■ Directions
List each line of the data in which the string "name" appears.

[Figure record extracts]
# # # # #

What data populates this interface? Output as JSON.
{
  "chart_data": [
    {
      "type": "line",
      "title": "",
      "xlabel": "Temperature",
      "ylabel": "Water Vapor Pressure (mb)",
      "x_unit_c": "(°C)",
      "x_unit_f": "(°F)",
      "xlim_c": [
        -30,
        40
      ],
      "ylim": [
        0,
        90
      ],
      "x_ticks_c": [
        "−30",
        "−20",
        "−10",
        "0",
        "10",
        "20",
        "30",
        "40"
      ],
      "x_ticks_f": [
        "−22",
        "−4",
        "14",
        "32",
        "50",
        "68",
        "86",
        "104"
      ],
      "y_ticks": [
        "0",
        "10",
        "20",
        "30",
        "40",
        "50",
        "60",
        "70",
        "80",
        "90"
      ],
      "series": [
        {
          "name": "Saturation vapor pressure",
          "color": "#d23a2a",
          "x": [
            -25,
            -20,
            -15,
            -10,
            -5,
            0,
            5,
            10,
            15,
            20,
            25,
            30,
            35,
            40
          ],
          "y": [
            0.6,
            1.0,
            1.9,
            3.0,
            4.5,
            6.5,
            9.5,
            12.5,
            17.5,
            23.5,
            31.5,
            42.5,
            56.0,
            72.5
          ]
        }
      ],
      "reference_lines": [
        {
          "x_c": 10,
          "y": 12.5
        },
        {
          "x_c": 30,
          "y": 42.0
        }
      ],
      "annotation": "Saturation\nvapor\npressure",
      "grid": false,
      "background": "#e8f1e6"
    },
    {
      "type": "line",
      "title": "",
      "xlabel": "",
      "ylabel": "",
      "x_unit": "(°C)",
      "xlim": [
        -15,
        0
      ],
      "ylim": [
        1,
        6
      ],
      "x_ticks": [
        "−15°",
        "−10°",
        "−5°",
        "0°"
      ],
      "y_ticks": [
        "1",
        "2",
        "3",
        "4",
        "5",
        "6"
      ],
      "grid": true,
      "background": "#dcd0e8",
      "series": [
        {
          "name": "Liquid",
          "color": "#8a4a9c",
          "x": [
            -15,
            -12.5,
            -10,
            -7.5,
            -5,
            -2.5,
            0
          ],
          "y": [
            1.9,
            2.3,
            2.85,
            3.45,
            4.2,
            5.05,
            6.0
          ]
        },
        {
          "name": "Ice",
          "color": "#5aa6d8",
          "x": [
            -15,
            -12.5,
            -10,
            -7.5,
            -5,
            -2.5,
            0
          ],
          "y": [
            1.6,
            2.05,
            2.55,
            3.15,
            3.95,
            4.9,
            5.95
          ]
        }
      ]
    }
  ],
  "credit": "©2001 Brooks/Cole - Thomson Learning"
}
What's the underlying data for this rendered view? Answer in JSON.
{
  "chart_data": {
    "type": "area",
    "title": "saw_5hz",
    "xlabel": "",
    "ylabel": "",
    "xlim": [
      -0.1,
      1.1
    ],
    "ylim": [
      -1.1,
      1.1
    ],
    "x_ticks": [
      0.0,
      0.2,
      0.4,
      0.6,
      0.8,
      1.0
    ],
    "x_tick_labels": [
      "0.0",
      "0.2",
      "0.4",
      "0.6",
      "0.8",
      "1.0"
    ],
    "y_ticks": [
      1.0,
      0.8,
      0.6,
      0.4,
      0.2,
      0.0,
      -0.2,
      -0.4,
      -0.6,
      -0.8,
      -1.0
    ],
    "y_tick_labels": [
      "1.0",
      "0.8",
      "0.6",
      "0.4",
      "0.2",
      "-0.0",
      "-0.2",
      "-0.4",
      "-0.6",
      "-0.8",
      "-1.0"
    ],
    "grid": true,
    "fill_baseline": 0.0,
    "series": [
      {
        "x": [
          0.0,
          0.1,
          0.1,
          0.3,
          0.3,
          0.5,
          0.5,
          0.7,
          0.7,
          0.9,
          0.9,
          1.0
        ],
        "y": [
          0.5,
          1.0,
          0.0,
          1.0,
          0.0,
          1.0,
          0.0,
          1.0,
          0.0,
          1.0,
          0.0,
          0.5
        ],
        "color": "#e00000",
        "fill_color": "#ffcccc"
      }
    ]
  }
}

# # # # #

■ Output for this task
          "name": "Saturation vapor pressure",
          "name": "Liquid",
          "name": "Ice",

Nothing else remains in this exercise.